> _EXERCISE_
Output the rows from the line containing "table-cell[interactable]: <5>7 砾砂" through the line containing "table-cell[interactable] <box>1112 642" as a numbered list, skipping any blank lines.

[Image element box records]
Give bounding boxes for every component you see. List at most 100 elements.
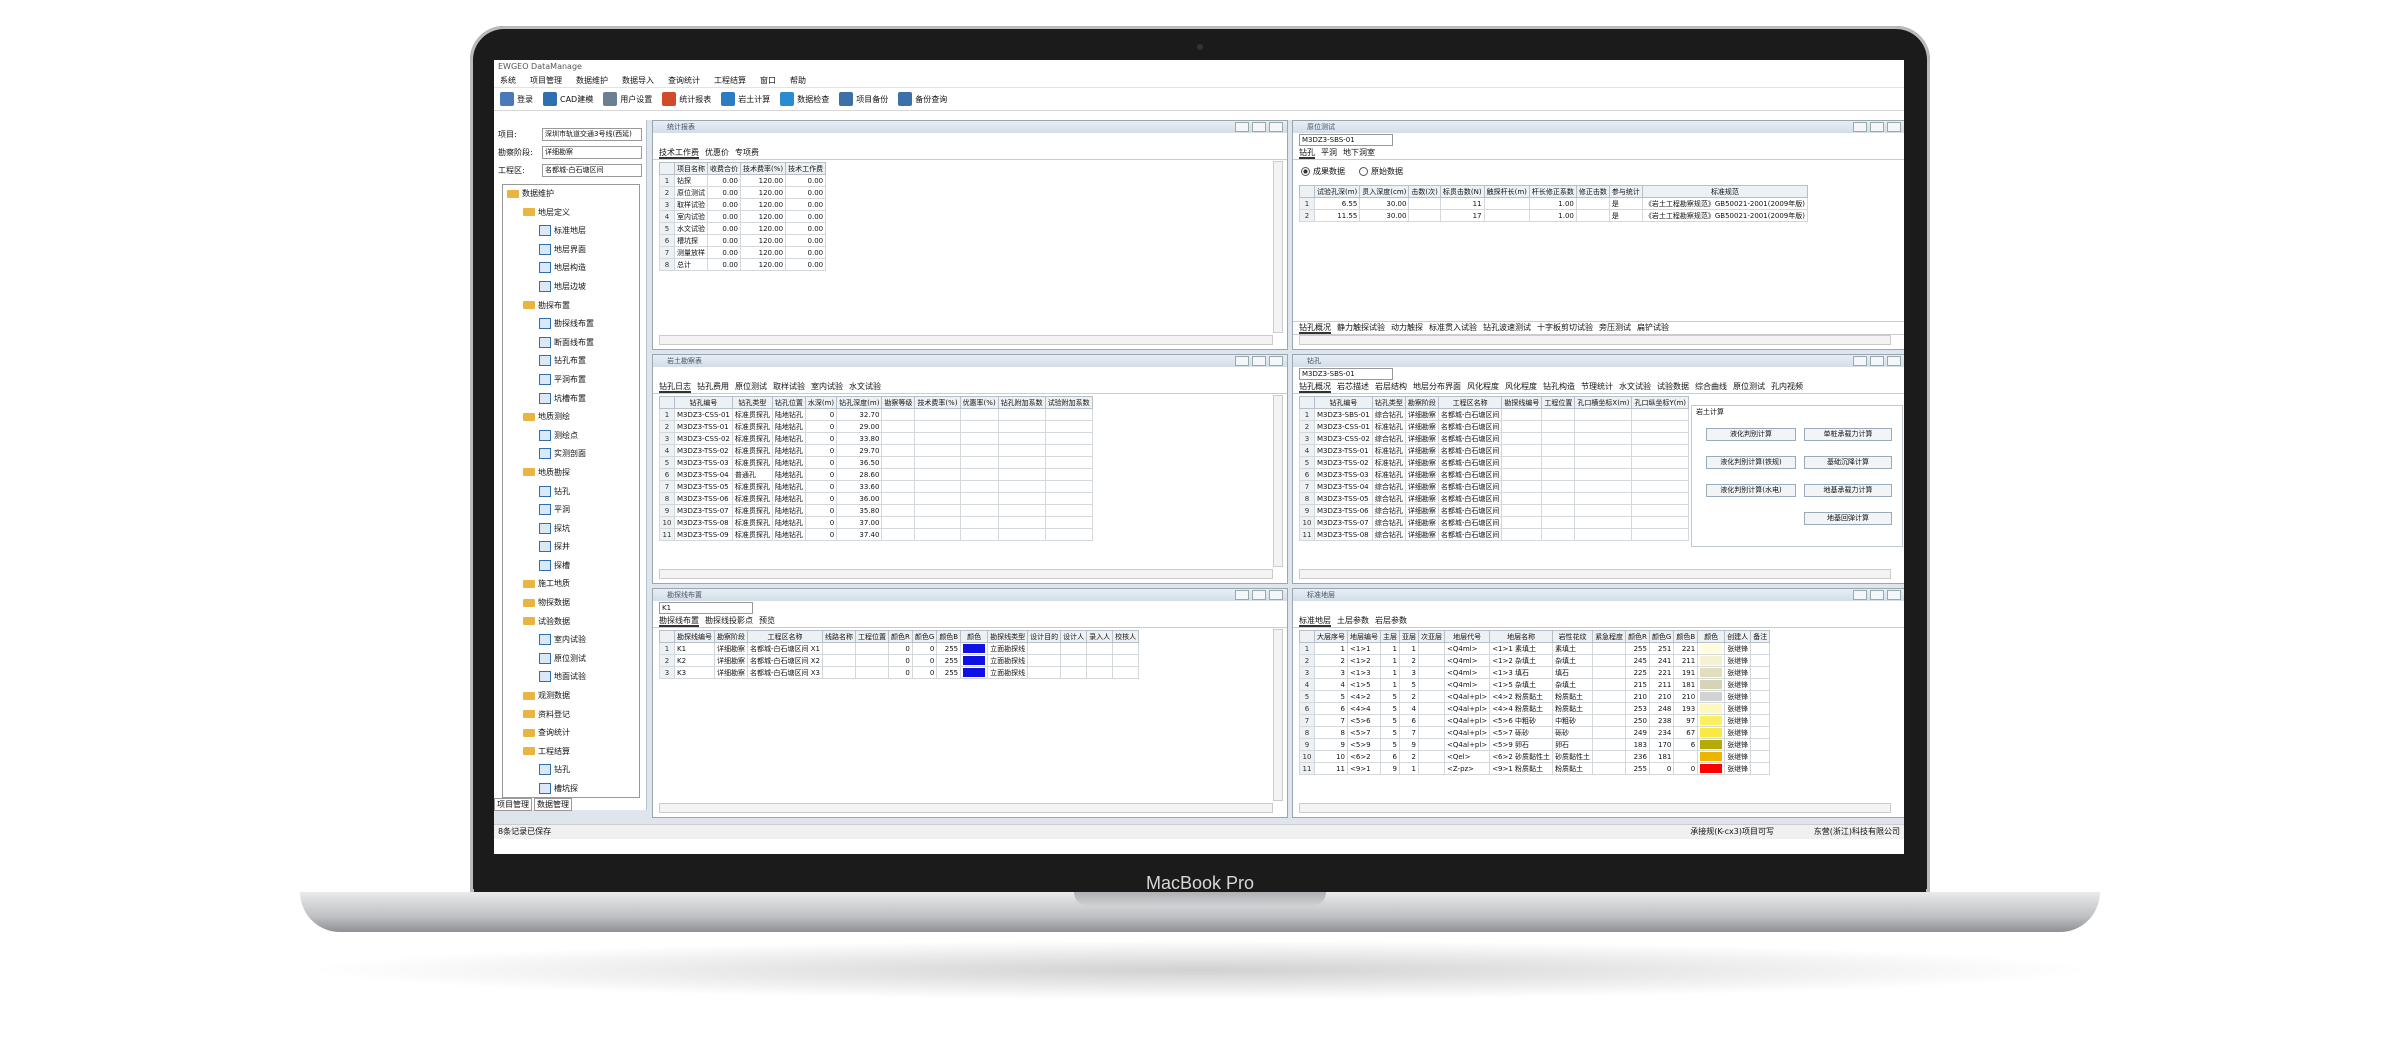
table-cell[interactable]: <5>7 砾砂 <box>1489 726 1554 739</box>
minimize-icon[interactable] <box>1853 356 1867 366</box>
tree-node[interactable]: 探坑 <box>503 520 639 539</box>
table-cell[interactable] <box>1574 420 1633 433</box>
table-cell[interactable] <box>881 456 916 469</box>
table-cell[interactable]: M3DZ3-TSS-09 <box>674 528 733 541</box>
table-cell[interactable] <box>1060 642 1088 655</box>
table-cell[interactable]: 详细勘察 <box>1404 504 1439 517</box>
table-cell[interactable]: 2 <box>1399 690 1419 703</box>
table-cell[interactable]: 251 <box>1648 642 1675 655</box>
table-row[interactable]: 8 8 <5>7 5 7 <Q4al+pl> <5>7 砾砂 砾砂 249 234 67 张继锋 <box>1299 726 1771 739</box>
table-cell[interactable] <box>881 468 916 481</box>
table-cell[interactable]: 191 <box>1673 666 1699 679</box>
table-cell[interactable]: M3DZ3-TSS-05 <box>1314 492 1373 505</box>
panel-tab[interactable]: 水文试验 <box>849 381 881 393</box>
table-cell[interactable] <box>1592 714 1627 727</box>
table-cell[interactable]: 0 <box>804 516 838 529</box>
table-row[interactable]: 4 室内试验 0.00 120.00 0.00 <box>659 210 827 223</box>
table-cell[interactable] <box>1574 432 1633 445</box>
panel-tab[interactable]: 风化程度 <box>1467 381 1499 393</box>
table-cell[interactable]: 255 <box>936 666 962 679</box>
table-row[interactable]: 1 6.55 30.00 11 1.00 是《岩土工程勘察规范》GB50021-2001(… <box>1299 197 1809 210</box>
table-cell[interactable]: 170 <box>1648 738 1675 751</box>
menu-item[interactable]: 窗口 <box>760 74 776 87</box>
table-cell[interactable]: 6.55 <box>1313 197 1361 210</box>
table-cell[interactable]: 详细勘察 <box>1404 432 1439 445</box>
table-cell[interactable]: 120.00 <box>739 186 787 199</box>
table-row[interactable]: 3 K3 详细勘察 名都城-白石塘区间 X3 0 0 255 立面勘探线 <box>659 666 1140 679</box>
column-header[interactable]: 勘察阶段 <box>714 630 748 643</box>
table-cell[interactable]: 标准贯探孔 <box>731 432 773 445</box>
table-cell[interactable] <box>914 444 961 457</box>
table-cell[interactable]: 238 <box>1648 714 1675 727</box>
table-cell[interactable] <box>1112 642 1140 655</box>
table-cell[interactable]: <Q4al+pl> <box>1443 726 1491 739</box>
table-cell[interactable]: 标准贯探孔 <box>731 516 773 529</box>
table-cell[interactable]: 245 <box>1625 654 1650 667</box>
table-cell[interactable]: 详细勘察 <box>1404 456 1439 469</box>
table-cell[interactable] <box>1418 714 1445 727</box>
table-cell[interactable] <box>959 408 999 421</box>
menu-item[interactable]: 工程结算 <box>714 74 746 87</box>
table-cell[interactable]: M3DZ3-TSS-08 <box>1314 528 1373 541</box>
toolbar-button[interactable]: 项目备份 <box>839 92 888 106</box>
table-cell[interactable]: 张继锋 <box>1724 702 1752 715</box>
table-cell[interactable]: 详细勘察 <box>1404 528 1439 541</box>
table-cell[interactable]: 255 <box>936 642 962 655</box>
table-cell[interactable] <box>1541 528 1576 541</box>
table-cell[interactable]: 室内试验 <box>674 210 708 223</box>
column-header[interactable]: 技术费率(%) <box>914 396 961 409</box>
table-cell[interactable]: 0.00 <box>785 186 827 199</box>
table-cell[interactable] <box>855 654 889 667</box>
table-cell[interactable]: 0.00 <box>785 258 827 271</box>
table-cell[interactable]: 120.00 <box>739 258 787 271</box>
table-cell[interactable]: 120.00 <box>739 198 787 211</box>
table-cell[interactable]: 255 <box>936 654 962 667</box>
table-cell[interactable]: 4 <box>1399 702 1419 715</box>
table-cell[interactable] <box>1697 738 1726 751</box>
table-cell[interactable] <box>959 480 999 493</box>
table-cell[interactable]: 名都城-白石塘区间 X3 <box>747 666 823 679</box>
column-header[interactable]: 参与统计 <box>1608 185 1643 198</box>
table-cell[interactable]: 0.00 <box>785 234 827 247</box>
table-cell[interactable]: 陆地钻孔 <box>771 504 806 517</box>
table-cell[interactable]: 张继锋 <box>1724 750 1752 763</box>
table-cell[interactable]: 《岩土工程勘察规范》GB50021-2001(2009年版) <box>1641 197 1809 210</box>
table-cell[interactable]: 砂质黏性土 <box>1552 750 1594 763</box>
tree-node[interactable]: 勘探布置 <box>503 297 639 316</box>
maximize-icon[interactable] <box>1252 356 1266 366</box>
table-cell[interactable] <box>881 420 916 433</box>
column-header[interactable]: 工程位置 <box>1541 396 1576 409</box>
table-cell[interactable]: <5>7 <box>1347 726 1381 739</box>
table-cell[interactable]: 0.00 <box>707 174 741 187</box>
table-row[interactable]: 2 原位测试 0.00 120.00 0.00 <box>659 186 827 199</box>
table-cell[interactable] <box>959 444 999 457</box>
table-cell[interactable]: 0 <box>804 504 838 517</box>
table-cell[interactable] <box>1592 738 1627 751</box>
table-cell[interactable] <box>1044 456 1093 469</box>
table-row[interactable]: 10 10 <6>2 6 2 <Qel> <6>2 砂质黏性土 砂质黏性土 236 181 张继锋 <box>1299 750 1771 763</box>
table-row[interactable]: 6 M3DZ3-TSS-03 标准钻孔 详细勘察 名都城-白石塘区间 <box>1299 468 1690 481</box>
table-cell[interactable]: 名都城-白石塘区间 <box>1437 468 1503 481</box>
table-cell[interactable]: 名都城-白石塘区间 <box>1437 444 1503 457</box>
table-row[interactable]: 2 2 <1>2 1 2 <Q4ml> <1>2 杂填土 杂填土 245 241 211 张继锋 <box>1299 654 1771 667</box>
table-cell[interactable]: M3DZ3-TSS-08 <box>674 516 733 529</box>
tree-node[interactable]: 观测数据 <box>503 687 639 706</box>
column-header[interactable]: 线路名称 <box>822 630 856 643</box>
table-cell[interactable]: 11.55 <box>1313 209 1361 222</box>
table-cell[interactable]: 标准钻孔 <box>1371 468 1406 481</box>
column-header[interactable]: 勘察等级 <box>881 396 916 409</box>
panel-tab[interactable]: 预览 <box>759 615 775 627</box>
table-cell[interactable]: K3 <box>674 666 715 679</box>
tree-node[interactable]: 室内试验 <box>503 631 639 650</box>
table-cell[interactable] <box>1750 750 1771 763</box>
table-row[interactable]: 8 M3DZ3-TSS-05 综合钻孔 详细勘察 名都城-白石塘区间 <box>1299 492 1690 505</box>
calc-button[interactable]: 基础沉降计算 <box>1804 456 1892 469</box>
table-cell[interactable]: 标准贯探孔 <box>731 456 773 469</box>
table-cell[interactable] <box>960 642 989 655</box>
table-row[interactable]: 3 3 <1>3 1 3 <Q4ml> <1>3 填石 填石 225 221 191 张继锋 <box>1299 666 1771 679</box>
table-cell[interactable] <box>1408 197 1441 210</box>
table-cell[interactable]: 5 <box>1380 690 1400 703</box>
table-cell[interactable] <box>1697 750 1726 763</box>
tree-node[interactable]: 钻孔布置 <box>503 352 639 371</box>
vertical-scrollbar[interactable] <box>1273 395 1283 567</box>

> _PROBLEM SOLUTION_
1. table-cell[interactable]: <5>7 砾砂 <box>1489 726 1554 739</box>
2. minimize-icon[interactable] <box>1853 356 1867 366</box>
3. tree-node[interactable]: 探坑 <box>503 520 639 539</box>
4. table-cell[interactable] <box>1574 420 1633 433</box>
5. table-cell[interactable] <box>881 456 916 469</box>
6. table-cell[interactable]: M3DZ3-TSS-09 <box>674 528 733 541</box>
7. table-cell[interactable] <box>1060 642 1088 655</box>
8. table-cell[interactable]: 详细勘察 <box>1404 504 1439 517</box>
9. table-cell[interactable]: 2 <box>1399 690 1419 703</box>
10. table-cell[interactable]: 251 <box>1648 642 1675 655</box>
11. table-row[interactable]: 8 8 <5>7 5 7 <Q4al+pl> <5>7 砾砂 砾砂 249 234 67 张继锋 <box>1299 726 1771 739</box>
12. table-cell[interactable] <box>881 468 916 481</box>
13. table-cell[interactable]: 191 <box>1673 666 1699 679</box>
14. table-cell[interactable]: M3DZ3-TSS-05 <box>1314 492 1373 505</box>
15. panel-tab[interactable]: 水文试验 <box>849 381 881 393</box>
16. table-cell[interactable] <box>1592 714 1627 727</box>
17. table-cell[interactable]: 0 <box>804 516 838 529</box>
18. table-row[interactable]: 4 室内试验 0.00 120.00 0.00 <box>659 210 827 223</box>
19. table-cell[interactable] <box>1574 432 1633 445</box>
20. panel-tab[interactable]: 风化程度 <box>1467 381 1499 393</box>
21. table-cell[interactable]: 255 <box>936 666 962 679</box>
22. table-row[interactable]: 1 6.55 30.00 11 1.00 是《岩土工程勘察规范》GB50021-2001(… <box>1299 197 1809 210</box>
23. table-cell[interactable]: 170 <box>1648 738 1675 751</box>
24. menu-item[interactable]: 窗口 <box>760 74 776 87</box>
25. table-cell[interactable]: 6.55 <box>1313 197 1361 210</box>
26. table-cell[interactable]: 详细勘察 <box>1404 432 1439 445</box>
27. table-cell[interactable]: 120.00 <box>739 186 787 199</box>
28. table-row[interactable]: 3 K3 详细勘察 名都城-白石塘区间 X3 0 0 255 立面勘探线 <box>659 666 1140 679</box>
29. column-header[interactable]: 勘察阶段 <box>714 630 748 643</box>
30. table-cell[interactable]: 标准贯探孔 <box>731 432 773 445</box>
31. table-cell[interactable] <box>914 444 961 457</box>
32. table-cell[interactable]: 238 <box>1648 714 1675 727</box>
33. table-cell[interactable] <box>1112 642 1140 655</box>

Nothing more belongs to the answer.